▶ _Instructions to follow_
Extract the text of each entry below exactly, leaving every image behind.

▶ _Items from a dataset_
▬▬▬▬▬▬
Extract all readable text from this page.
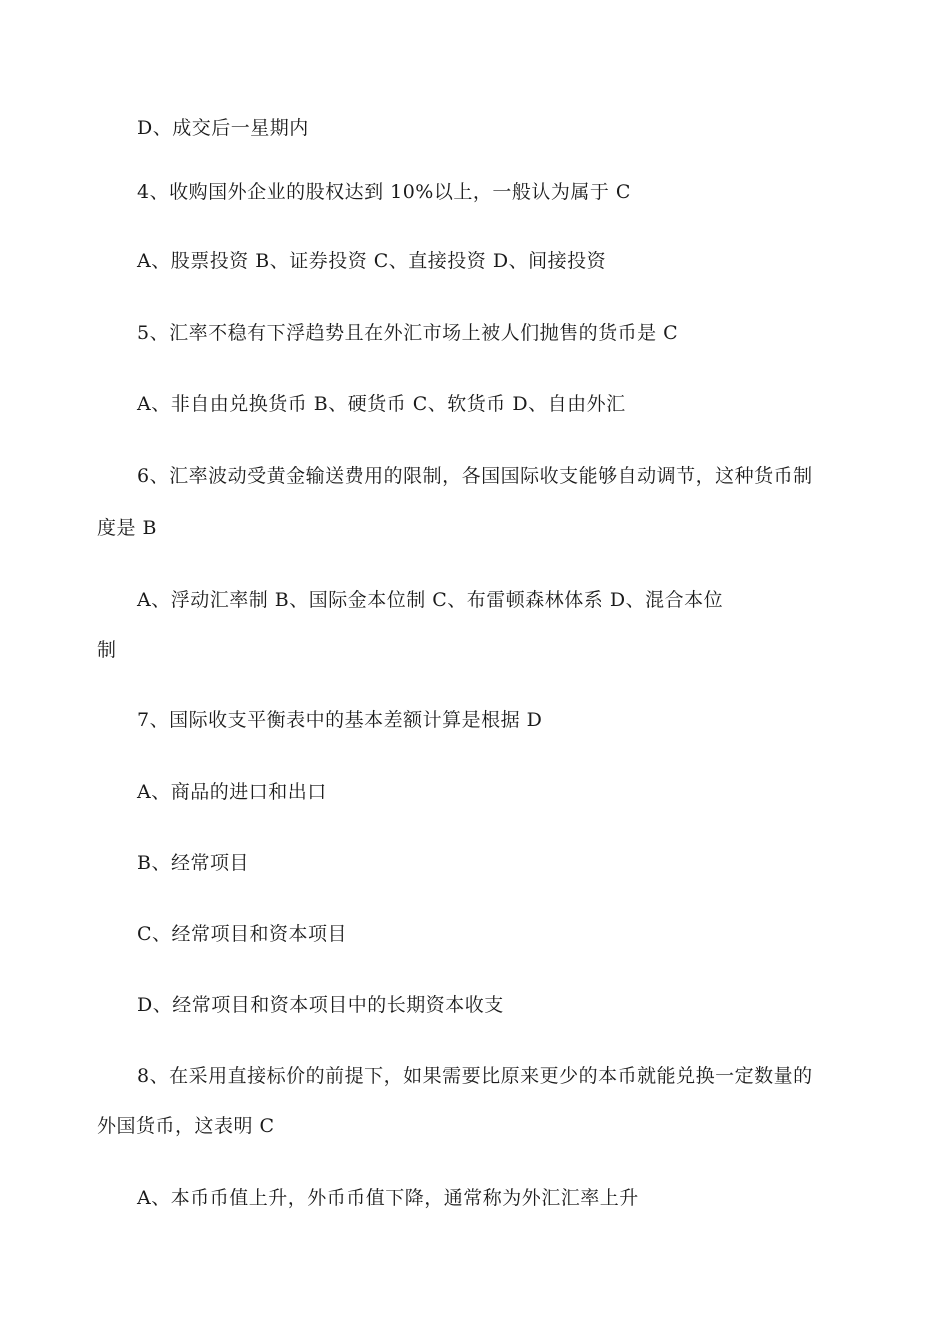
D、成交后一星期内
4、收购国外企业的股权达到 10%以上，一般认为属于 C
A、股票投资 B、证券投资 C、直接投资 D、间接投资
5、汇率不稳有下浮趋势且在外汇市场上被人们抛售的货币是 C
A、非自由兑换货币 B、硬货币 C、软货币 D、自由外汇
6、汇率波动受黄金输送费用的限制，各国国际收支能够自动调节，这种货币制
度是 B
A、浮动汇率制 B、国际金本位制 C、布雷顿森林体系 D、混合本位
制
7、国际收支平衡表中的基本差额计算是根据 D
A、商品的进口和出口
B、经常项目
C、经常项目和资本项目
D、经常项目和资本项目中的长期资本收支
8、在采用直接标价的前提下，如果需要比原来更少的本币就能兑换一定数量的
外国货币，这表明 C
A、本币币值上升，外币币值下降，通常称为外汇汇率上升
▬▬▬▬▬▬
▶ _Reply to the exercise_
Extract all readable text from this page.
D、成交后一星期内
4、收购国外企业的股权达到 10%以上，一般认为属于 C
A、股票投资 B、证券投资 C、直接投资 D、间接投资
5、汇率不稳有下浮趋势且在外汇市场上被人们抛售的货币是 C
A、非自由兑换货币 B、硬货币 C、软货币 D、自由外汇
6、汇率波动受黄金输送费用的限制，各国国际收支能够自动调节，这种货币制
度是 B
A、浮动汇率制 B、国际金本位制 C、布雷顿森林体系 D、混合本位
制
7、国际收支平衡表中的基本差额计算是根据 D
A、商品的进口和出口
B、经常项目
C、经常项目和资本项目
D、经常项目和资本项目中的长期资本收支
8、在采用直接标价的前提下，如果需要比原来更少的本币就能兑换一定数量的
外国货币，这表明 C
A、本币币值上升，外币币值下降，通常称为外汇汇率上升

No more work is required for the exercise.